# MATERIAL PROVIDED
--------------------------------------------------

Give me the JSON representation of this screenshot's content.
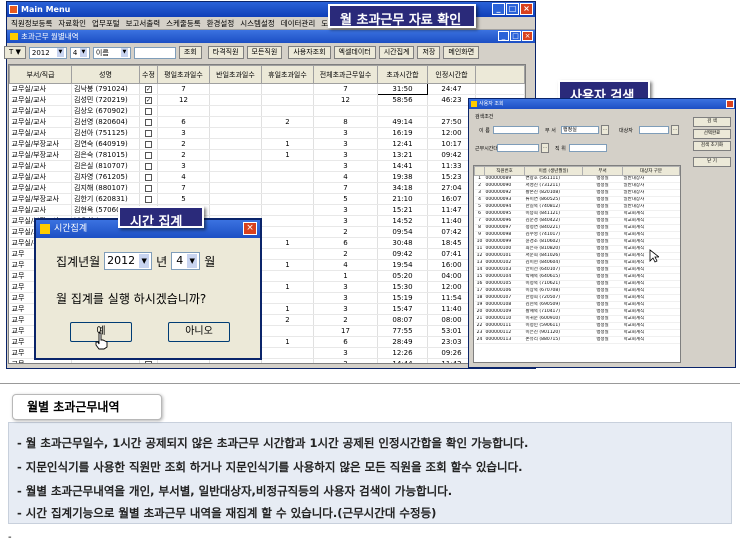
{
  "main_window": {
    "title": "Main Menu",
    "menu": [
      "직원정보등록",
      "자료확인",
      "업무포털",
      "보고서출력",
      "스케줄등록",
      "환경설정",
      "시스템설정",
      "데이터관리",
      "도움말"
    ],
    "sub_title": "초과근무 월별내역",
    "toolbar": {
      "t_button": "T ▼",
      "year": "2012",
      "month": "4",
      "name_field": "이름",
      "search": "조회",
      "other_search": "타격직원",
      "all_search": "모든직원",
      "user_search": "사용자조회",
      "excel": "엑셀데이터",
      "time_sum": "시간집계",
      "save": "저장",
      "previous": "메인화면"
    },
    "columns": [
      "부서/직급",
      "성명",
      "수정",
      "평일초과일수",
      "반일초과일수",
      "휴일초과일수",
      "전체초과근무일수",
      "초과시간합",
      "인정시간합"
    ],
    "rows": [
      [
        "교무실/교사",
        "김낙봉 (791024)",
        "✓",
        "7",
        "",
        "",
        "7",
        "31:50",
        "24:47"
      ],
      [
        "교무실/교사",
        "김성민 (720219)",
        "✓",
        "12",
        "",
        "",
        "12",
        "58:56",
        "46:23"
      ],
      [
        "교무실/교사",
        "김상오 (670902)",
        "",
        "",
        "",
        "",
        "",
        "",
        ""
      ],
      [
        "교무실/교사",
        "김선영 (820604)",
        "",
        "6",
        "",
        "2",
        "8",
        "49:14",
        "27:50"
      ],
      [
        "교무실/교사",
        "김선아 (751125)",
        "",
        "3",
        "",
        "",
        "3",
        "16:19",
        "12:00"
      ],
      [
        "교무실/부장교사",
        "김연숙 (640919)",
        "",
        "2",
        "",
        "1",
        "3",
        "12:41",
        "10:17"
      ],
      [
        "교무실/부장교사",
        "김은숙 (781015)",
        "",
        "2",
        "",
        "1",
        "3",
        "13:21",
        "09:42"
      ],
      [
        "교무실/교사",
        "김은실 (810707)",
        "",
        "3",
        "",
        "",
        "3",
        "14:41",
        "11:33"
      ],
      [
        "교무실/교사",
        "김자영 (761205)",
        "",
        "4",
        "",
        "",
        "4",
        "19:38",
        "15:23"
      ],
      [
        "교무실/교사",
        "김지해 (880107)",
        "",
        "7",
        "",
        "",
        "7",
        "34:18",
        "27:04"
      ],
      [
        "교무실/부장교사",
        "김한기 (620831)",
        "",
        "5",
        "",
        "",
        "5",
        "21:10",
        "16:07"
      ],
      [
        "교무실/교사",
        "김현옥 (570607)",
        "",
        "3",
        "",
        "",
        "3",
        "15:21",
        "11:47"
      ],
      [
        "교무실/부장교사",
        "남은희 (766042)",
        "",
        "3",
        "",
        "",
        "3",
        "14:52",
        "11:40"
      ],
      [
        "교무실/교사",
        "민주영 (86",
        "",
        "",
        "",
        "",
        "2",
        "09:54",
        "07:42"
      ],
      [
        "교무실/부장교사",
        "박경희 (64",
        "",
        "",
        "",
        "1",
        "6",
        "30:48",
        "18:45"
      ],
      [
        "교무",
        "",
        "",
        "",
        "",
        "",
        "2",
        "09:42",
        "07:41"
      ],
      [
        "교무",
        "",
        "",
        "",
        "",
        "1",
        "4",
        "19:54",
        "16:00"
      ],
      [
        "교무",
        "",
        "",
        "",
        "",
        "",
        "1",
        "05:20",
        "04:00"
      ],
      [
        "교무",
        "",
        "",
        "",
        "",
        "1",
        "3",
        "15:30",
        "12:00"
      ],
      [
        "교무",
        "",
        "",
        "",
        "",
        "",
        "3",
        "15:19",
        "11:54"
      ],
      [
        "교무",
        "",
        "",
        "",
        "",
        "1",
        "3",
        "15:47",
        "11:40"
      ],
      [
        "교무",
        "",
        "",
        "",
        "",
        "2",
        "2",
        "08:07",
        "08:00"
      ],
      [
        "교무",
        "",
        "",
        "",
        "",
        "",
        "17",
        "77:55",
        "53:01"
      ],
      [
        "교무",
        "",
        "",
        "",
        "",
        "1",
        "6",
        "28:49",
        "23:03"
      ],
      [
        "교무",
        "",
        "",
        "",
        "",
        "",
        "3",
        "12:26",
        "09:26"
      ],
      [
        "교무",
        "",
        "",
        "",
        "",
        "",
        "3",
        "14:44",
        "11:42"
      ],
      [
        "교무",
        "",
        "",
        "",
        "",
        "1",
        "8",
        "32:20",
        "23:44"
      ],
      [
        "교무",
        "",
        "",
        "",
        "",
        "",
        "3",
        "14:38",
        "11:29"
      ],
      [
        "교무",
        "",
        "",
        "",
        "",
        "",
        "2",
        "10:07",
        "08:00"
      ],
      [
        "교무",
        "",
        "",
        "",
        "",
        "",
        "6",
        "30:25",
        "23:10"
      ]
    ]
  },
  "callouts": {
    "main": "월 초과근무 자료 확인",
    "user": "사용자 검색",
    "time": "시간 집계"
  },
  "time_dialog": {
    "title": "시간집계",
    "label_prefix": "집계년월",
    "year": "2012",
    "year_suffix": "년",
    "month": "4",
    "month_suffix": "월",
    "message": "월 집계를 실행 하시겠습니까?",
    "yes": "예",
    "no": "아니오"
  },
  "user_dialog": {
    "title": "사용자 조회",
    "group_label": "검색조건",
    "name_label": "이 름",
    "dept_label": "부 서",
    "dept_value": "행정실",
    "target_label": "대상자",
    "job_label": "근무시간대",
    "rank_label": "직 위",
    "search_btn": "검 색",
    "select_btn": "선택완료",
    "clear_btn": "검색 초기화",
    "close_btn": "닫 기",
    "columns": [
      "",
      "직원번호",
      "이름 (생년월일)",
      "부서",
      "대상자 구분"
    ],
    "rows": [
      [
        "1",
        "000000089",
        "변창호 (561111)",
        "행정실",
        "일반대상자"
      ],
      [
        "2",
        "000000090",
        "서성진 (731211)",
        "행정실",
        "일반대상자"
      ],
      [
        "3",
        "000000092",
        "황본진 (820108)",
        "행정실",
        "일반대상자"
      ],
      [
        "4",
        "000000093",
        "류미연 (860525)",
        "행정실",
        "일반대상자"
      ],
      [
        "5",
        "000000094",
        "한길숙 (740812)",
        "행정실",
        "일반대상자"
      ],
      [
        "6",
        "000000095",
        "이승희 (841121)",
        "행정실",
        "학교회계직"
      ],
      [
        "7",
        "000000096",
        "김순경 (840422)",
        "행정실",
        "학교회계직"
      ],
      [
        "8",
        "000000097",
        "정정연 (840221)",
        "행정실",
        "학교회계직"
      ],
      [
        "9",
        "000000098",
        "김수영 (741017)",
        "행정실",
        "학교회계직"
      ],
      [
        "10",
        "000000099",
        "윤경조 (810602)",
        "행정실",
        "학교회계직"
      ],
      [
        "11",
        "000000100",
        "최은하 (810820)",
        "행정실",
        "학교회계직"
      ],
      [
        "12",
        "000000101",
        "서문희 (841026)",
        "행정실",
        "학교회계직"
      ],
      [
        "13",
        "000000102",
        "김미현 (840604)",
        "행정실",
        "학교회계직"
      ],
      [
        "14",
        "000000103",
        "안미선 (640107)",
        "행정실",
        "학교회계직"
      ],
      [
        "15",
        "000000104",
        "박혜숙 (640615)",
        "행정실",
        "학교회계직"
      ],
      [
        "16",
        "000000105",
        "이정숙 (710621)",
        "행정실",
        "학교회계직"
      ],
      [
        "17",
        "000000106",
        "이상숙 (670708)",
        "행정실",
        "학교회계직"
      ],
      [
        "18",
        "000000107",
        "한정희 (720507)",
        "행정실",
        "학교회계직"
      ],
      [
        "19",
        "000000108",
        "김현숙 (690509)",
        "행정실",
        "학교회계직"
      ],
      [
        "20",
        "000000109",
        "황혜숙 (710417)",
        "행정실",
        "학교회계직"
      ],
      [
        "21",
        "000000110",
        "이귀순 (600910)",
        "행정실",
        "학교회계직"
      ],
      [
        "22",
        "000000111",
        "이정민 (590611)",
        "행정실",
        "학교회계직"
      ],
      [
        "23",
        "000000112",
        "이은진 (901120)",
        "행정실",
        "학교회계직"
      ],
      [
        "24",
        "000000113",
        "손유리 (880715)",
        "행정실",
        "학교회계직"
      ]
    ]
  },
  "description": {
    "heading": "월별 초과근무내역",
    "lines": [
      "- 월 초과근무일수, 1시간 공제되지 않은 초과근무 시간합과 1시간 공제된 인정시간합을 확인 가능합니다.",
      "- 지문인식기를 사용한 직원만 조회 하거나 지문인식기를 사용하지 않은 모든 직원을 조회 할수 있습니다.",
      "- 월별 초과근무내역을 개인, 부서별, 일반대상자,비정규직등의 사용자 검색이 가능합니다.",
      "- 시간 집계기능으로 월별 초과근무 내역을 재집계 할 수 있습니다.(근무시간대 수정등)"
    ],
    "dash": "-"
  }
}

--------------------------------------------------

# WHAT YOU WILL DO
Scan the records for the string "있습니다". Copy each line in which it appears.

# FINISHED TASK
      "- 지문인식기를 사용한 직원만 조회 하거나 지문인식기를 사용하지 않은 모든 직원을 조회 할수 있습니다.",
      "- 시간 집계기능으로 월별 초과근무 내역을 재집계 할 수 있습니다.(근무시간대 수정등)"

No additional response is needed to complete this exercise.